▶ _Supplied data_:

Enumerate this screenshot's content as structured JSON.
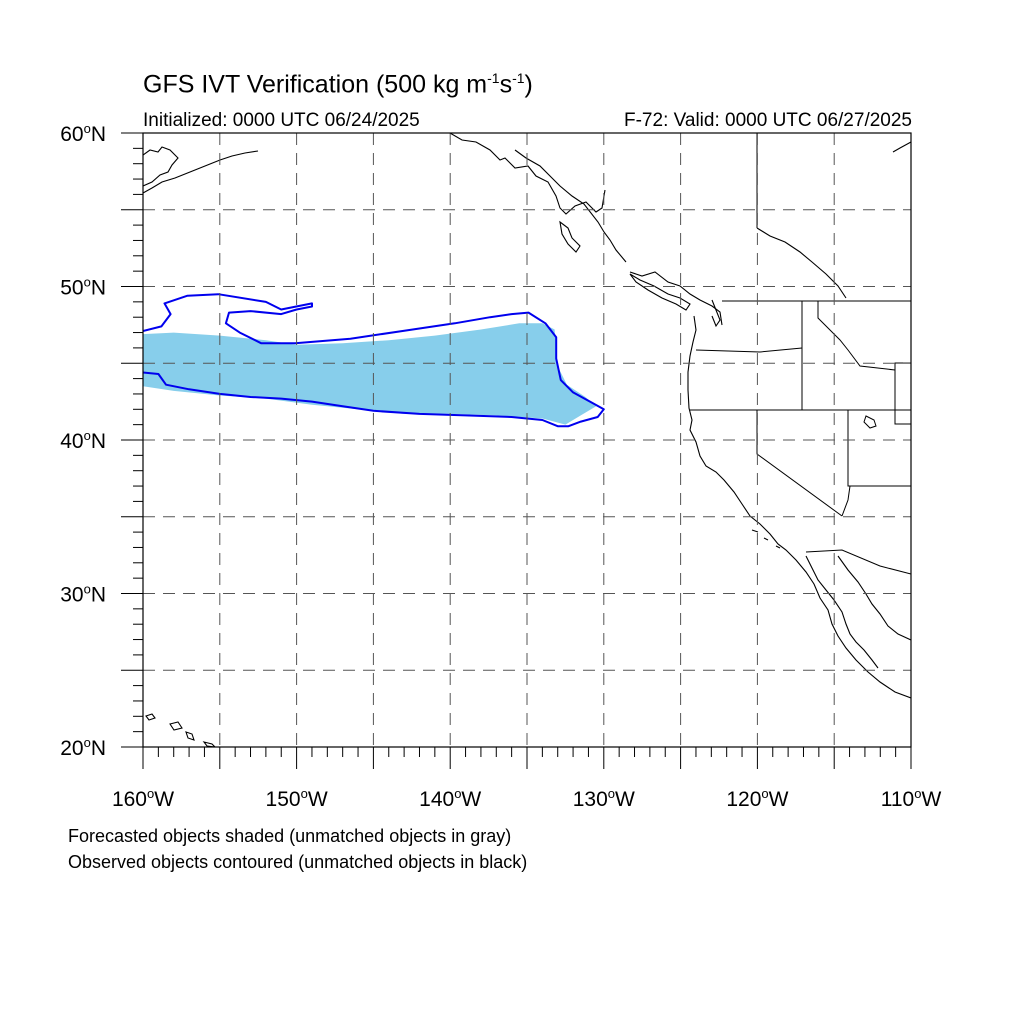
{
  "title": {
    "main": "GFS IVT Verification (500 kg m",
    "exp1": "-1",
    "mid": "s",
    "exp2": "-1",
    "end": ")"
  },
  "initialized": "Initialized: 0000 UTC 06/24/2025",
  "valid": "F-72: Valid: 0000 UTC 06/27/2025",
  "footnotes": [
    "Forecasted objects shaded (unmatched objects in gray)",
    "Observed objects contoured (unmatched objects in black)"
  ],
  "map": {
    "lat_range": [
      20,
      60
    ],
    "lon_range": [
      -160,
      -110
    ],
    "grid": "dashed every 5 degrees",
    "lat_labels": [
      {
        "lat": 60,
        "deg": "60",
        "hem": "N"
      },
      {
        "lat": 50,
        "deg": "50",
        "hem": "N"
      },
      {
        "lat": 40,
        "deg": "40",
        "hem": "N"
      },
      {
        "lat": 30,
        "deg": "30",
        "hem": "N"
      },
      {
        "lat": 20,
        "deg": "20",
        "hem": "N"
      }
    ],
    "lon_labels": [
      {
        "lon": -160,
        "deg": "160",
        "hem": "W"
      },
      {
        "lon": -150,
        "deg": "150",
        "hem": "W"
      },
      {
        "lon": -140,
        "deg": "140",
        "hem": "W"
      },
      {
        "lon": -130,
        "deg": "130",
        "hem": "W"
      },
      {
        "lon": -120,
        "deg": "120",
        "hem": "W"
      },
      {
        "lon": -110,
        "deg": "110",
        "hem": "W"
      }
    ],
    "colors": {
      "forecast_fill": "#87ceeb",
      "observed_contour": "#0000ee",
      "coastline": "#000000",
      "grid": "#555555"
    },
    "forecast_object": {
      "upper_edge": [
        [
          -160,
          46.9
        ],
        [
          -158,
          47.0
        ],
        [
          -155,
          46.8
        ],
        [
          -152,
          46.5
        ],
        [
          -150,
          46.2
        ],
        [
          -147,
          46.3
        ],
        [
          -144,
          46.5
        ],
        [
          -141,
          46.8
        ],
        [
          -138,
          47.2
        ],
        [
          -135.5,
          47.6
        ],
        [
          -134,
          47.6
        ],
        [
          -133.2,
          47.2
        ],
        [
          -133.1,
          46.0
        ],
        [
          -133.0,
          44.8
        ],
        [
          -132.4,
          43.6
        ],
        [
          -131.2,
          42.8
        ],
        [
          -130.5,
          42.2
        ]
      ],
      "lower_edge": [
        [
          -130.5,
          42.2
        ],
        [
          -131.5,
          41.6
        ],
        [
          -132.5,
          41.0
        ],
        [
          -134,
          41.4
        ],
        [
          -137,
          41.6
        ],
        [
          -140,
          41.7
        ],
        [
          -143,
          41.7
        ],
        [
          -146,
          42.0
        ],
        [
          -149,
          42.3
        ],
        [
          -152,
          42.7
        ],
        [
          -155,
          42.9
        ],
        [
          -158,
          43.2
        ],
        [
          -160,
          43.5
        ]
      ]
    },
    "observed_object": [
      [
        -160,
        47.1
      ],
      [
        -158.8,
        47.4
      ],
      [
        -158.2,
        48.2
      ],
      [
        -158.6,
        48.9
      ],
      [
        -157.1,
        49.4
      ],
      [
        -155.1,
        49.5
      ],
      [
        -152.0,
        49.0
      ],
      [
        -151.0,
        48.5
      ],
      [
        -149.0,
        48.9
      ],
      [
        -149.0,
        48.7
      ],
      [
        -150.0,
        48.5
      ],
      [
        -151.0,
        48.2
      ],
      [
        -153.0,
        48.4
      ],
      [
        -154.4,
        48.3
      ],
      [
        -154.6,
        47.6
      ],
      [
        -153.7,
        47.0
      ],
      [
        -152.3,
        46.3
      ],
      [
        -150.1,
        46.3
      ],
      [
        -146.5,
        46.6
      ],
      [
        -143.1,
        47.1
      ],
      [
        -139.7,
        47.6
      ],
      [
        -137.4,
        48.0
      ],
      [
        -136.0,
        48.2
      ],
      [
        -134.9,
        48.3
      ],
      [
        -133.8,
        47.6
      ],
      [
        -133.1,
        46.7
      ],
      [
        -133.1,
        45.3
      ],
      [
        -132.8,
        43.9
      ],
      [
        -132.0,
        43.1
      ],
      [
        -130.9,
        42.5
      ],
      [
        -130.0,
        42.0
      ],
      [
        -130.4,
        41.5
      ],
      [
        -131.5,
        41.2
      ],
      [
        -132.3,
        40.9
      ],
      [
        -133.0,
        40.9
      ],
      [
        -134.0,
        41.3
      ],
      [
        -136.0,
        41.5
      ],
      [
        -139.0,
        41.6
      ],
      [
        -142.0,
        41.7
      ],
      [
        -145.0,
        41.9
      ],
      [
        -147.0,
        42.2
      ],
      [
        -149.0,
        42.5
      ],
      [
        -151.0,
        42.7
      ],
      [
        -153.0,
        42.8
      ],
      [
        -155.0,
        43.0
      ],
      [
        -157.0,
        43.3
      ],
      [
        -158.5,
        43.6
      ],
      [
        -159.0,
        44.3
      ],
      [
        -160,
        44.4
      ]
    ]
  }
}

▶ _What this task involves_:
Above are records with pictures; repeat the records exactly and leave the pictures out.

▶ _Correct response_:
Enumerate this screenshot's content as structured JSON.
{
  "title": {
    "main": "GFS IVT Verification (500 kg m",
    "exp1": "-1",
    "mid": "s",
    "exp2": "-1",
    "end": ")"
  },
  "initialized": "Initialized: 0000 UTC 06/24/2025",
  "valid": "F-72: Valid: 0000 UTC 06/27/2025",
  "footnotes": [
    "Forecasted objects shaded (unmatched objects in gray)",
    "Observed objects contoured (unmatched objects in black)"
  ],
  "map": {
    "lat_range": [
      20,
      60
    ],
    "lon_range": [
      -160,
      -110
    ],
    "grid": "dashed every 5 degrees",
    "lat_labels": [
      {
        "lat": 60,
        "deg": "60",
        "hem": "N"
      },
      {
        "lat": 50,
        "deg": "50",
        "hem": "N"
      },
      {
        "lat": 40,
        "deg": "40",
        "hem": "N"
      },
      {
        "lat": 30,
        "deg": "30",
        "hem": "N"
      },
      {
        "lat": 20,
        "deg": "20",
        "hem": "N"
      }
    ],
    "lon_labels": [
      {
        "lon": -160,
        "deg": "160",
        "hem": "W"
      },
      {
        "lon": -150,
        "deg": "150",
        "hem": "W"
      },
      {
        "lon": -140,
        "deg": "140",
        "hem": "W"
      },
      {
        "lon": -130,
        "deg": "130",
        "hem": "W"
      },
      {
        "lon": -120,
        "deg": "120",
        "hem": "W"
      },
      {
        "lon": -110,
        "deg": "110",
        "hem": "W"
      }
    ],
    "colors": {
      "forecast_fill": "#87ceeb",
      "observed_contour": "#0000ee",
      "coastline": "#000000",
      "grid": "#555555"
    },
    "forecast_object": {
      "upper_edge": [
        [
          -160,
          46.9
        ],
        [
          -158,
          47.0
        ],
        [
          -155,
          46.8
        ],
        [
          -152,
          46.5
        ],
        [
          -150,
          46.2
        ],
        [
          -147,
          46.3
        ],
        [
          -144,
          46.5
        ],
        [
          -141,
          46.8
        ],
        [
          -138,
          47.2
        ],
        [
          -135.5,
          47.6
        ],
        [
          -134,
          47.6
        ],
        [
          -133.2,
          47.2
        ],
        [
          -133.1,
          46.0
        ],
        [
          -133.0,
          44.8
        ],
        [
          -132.4,
          43.6
        ],
        [
          -131.2,
          42.8
        ],
        [
          -130.5,
          42.2
        ]
      ],
      "lower_edge": [
        [
          -130.5,
          42.2
        ],
        [
          -131.5,
          41.6
        ],
        [
          -132.5,
          41.0
        ],
        [
          -134,
          41.4
        ],
        [
          -137,
          41.6
        ],
        [
          -140,
          41.7
        ],
        [
          -143,
          41.7
        ],
        [
          -146,
          42.0
        ],
        [
          -149,
          42.3
        ],
        [
          -152,
          42.7
        ],
        [
          -155,
          42.9
        ],
        [
          -158,
          43.2
        ],
        [
          -160,
          43.5
        ]
      ]
    },
    "observed_object": [
      [
        -160,
        47.1
      ],
      [
        -158.8,
        47.4
      ],
      [
        -158.2,
        48.2
      ],
      [
        -158.6,
        48.9
      ],
      [
        -157.1,
        49.4
      ],
      [
        -155.1,
        49.5
      ],
      [
        -152.0,
        49.0
      ],
      [
        -151.0,
        48.5
      ],
      [
        -149.0,
        48.9
      ],
      [
        -149.0,
        48.7
      ],
      [
        -150.0,
        48.5
      ],
      [
        -151.0,
        48.2
      ],
      [
        -153.0,
        48.4
      ],
      [
        -154.4,
        48.3
      ],
      [
        -154.6,
        47.6
      ],
      [
        -153.7,
        47.0
      ],
      [
        -152.3,
        46.3
      ],
      [
        -150.1,
        46.3
      ],
      [
        -146.5,
        46.6
      ],
      [
        -143.1,
        47.1
      ],
      [
        -139.7,
        47.6
      ],
      [
        -137.4,
        48.0
      ],
      [
        -136.0,
        48.2
      ],
      [
        -134.9,
        48.3
      ],
      [
        -133.8,
        47.6
      ],
      [
        -133.1,
        46.7
      ],
      [
        -133.1,
        45.3
      ],
      [
        -132.8,
        43.9
      ],
      [
        -132.0,
        43.1
      ],
      [
        -130.9,
        42.5
      ],
      [
        -130.0,
        42.0
      ],
      [
        -130.4,
        41.5
      ],
      [
        -131.5,
        41.2
      ],
      [
        -132.3,
        40.9
      ],
      [
        -133.0,
        40.9
      ],
      [
        -134.0,
        41.3
      ],
      [
        -136.0,
        41.5
      ],
      [
        -139.0,
        41.6
      ],
      [
        -142.0,
        41.7
      ],
      [
        -145.0,
        41.9
      ],
      [
        -147.0,
        42.2
      ],
      [
        -149.0,
        42.5
      ],
      [
        -151.0,
        42.7
      ],
      [
        -153.0,
        42.8
      ],
      [
        -155.0,
        43.0
      ],
      [
        -157.0,
        43.3
      ],
      [
        -158.5,
        43.6
      ],
      [
        -159.0,
        44.3
      ],
      [
        -160,
        44.4
      ]
    ]
  }
}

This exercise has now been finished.